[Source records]
---
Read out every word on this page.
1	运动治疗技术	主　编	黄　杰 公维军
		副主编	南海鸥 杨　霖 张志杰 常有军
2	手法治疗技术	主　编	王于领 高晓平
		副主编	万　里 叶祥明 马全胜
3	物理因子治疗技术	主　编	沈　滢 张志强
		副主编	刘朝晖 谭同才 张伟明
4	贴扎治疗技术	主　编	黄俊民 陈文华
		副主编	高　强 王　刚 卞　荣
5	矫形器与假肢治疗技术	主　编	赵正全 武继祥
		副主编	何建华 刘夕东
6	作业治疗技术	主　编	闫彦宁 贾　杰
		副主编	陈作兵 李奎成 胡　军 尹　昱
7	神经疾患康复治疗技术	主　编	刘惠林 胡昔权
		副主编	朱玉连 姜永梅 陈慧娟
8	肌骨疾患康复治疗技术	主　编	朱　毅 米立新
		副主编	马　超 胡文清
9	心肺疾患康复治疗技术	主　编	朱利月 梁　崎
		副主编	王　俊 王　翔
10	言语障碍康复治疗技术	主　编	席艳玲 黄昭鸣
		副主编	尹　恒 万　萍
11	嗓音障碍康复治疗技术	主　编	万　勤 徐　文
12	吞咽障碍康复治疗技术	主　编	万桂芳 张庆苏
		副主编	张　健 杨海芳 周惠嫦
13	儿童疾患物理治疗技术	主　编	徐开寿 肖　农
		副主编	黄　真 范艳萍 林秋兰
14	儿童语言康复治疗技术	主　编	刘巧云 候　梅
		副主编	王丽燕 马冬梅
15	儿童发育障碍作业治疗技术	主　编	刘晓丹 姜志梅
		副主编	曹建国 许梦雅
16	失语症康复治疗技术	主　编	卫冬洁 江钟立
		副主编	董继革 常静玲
---
■ Aim
Take the data above and return it exactly.

■ The result
Read out every word on this page.
1	运动治疗技术	主　编	黄　杰 公维军
		副主编	南海鸥 杨　霖 张志杰 常有军
2	手法治疗技术	主　编	王于领 高晓平
		副主编	万　里 叶祥明 马全胜
3	物理因子治疗技术	主　编	沈　滢 张志强
		副主编	刘朝晖 谭同才 张伟明
4	贴扎治疗技术	主　编	黄俊民 陈文华
		副主编	高　强 王　刚 卞　荣
5	矫形器与假肢治疗技术	主　编	赵正全 武继祥
		副主编	何建华 刘夕东
6	作业治疗技术	主　编	闫彦宁 贾　杰
		副主编	陈作兵 李奎成 胡　军 尹　昱
7	神经疾患康复治疗技术	主　编	刘惠林 胡昔权
		副主编	朱玉连 姜永梅 陈慧娟
8	肌骨疾患康复治疗技术	主　编	朱　毅 米立新
		副主编	马　超 胡文清
9	心肺疾患康复治疗技术	主　编	朱利月 梁　崎
		副主编	王　俊 王　翔
10	言语障碍康复治疗技术	主　编	席艳玲 黄昭鸣
		副主编	尹　恒 万　萍
11	嗓音障碍康复治疗技术	主　编	万　勤 徐　文
12	吞咽障碍康复治疗技术	主　编	万桂芳 张庆苏
		副主编	张　健 杨海芳 周惠嫦
13	儿童疾患物理治疗技术	主　编	徐开寿 肖　农
		副主编	黄　真 范艳萍 林秋兰
14	儿童语言康复治疗技术	主　编	刘巧云 候　梅
		副主编	王丽燕 马冬梅
15	儿童发育障碍作业治疗技术	主　编	刘晓丹 姜志梅
		副主编	曹建国 许梦雅
16	失语症康复治疗技术	主　编	卫冬洁 江钟立
		副主编	董继革 常静玲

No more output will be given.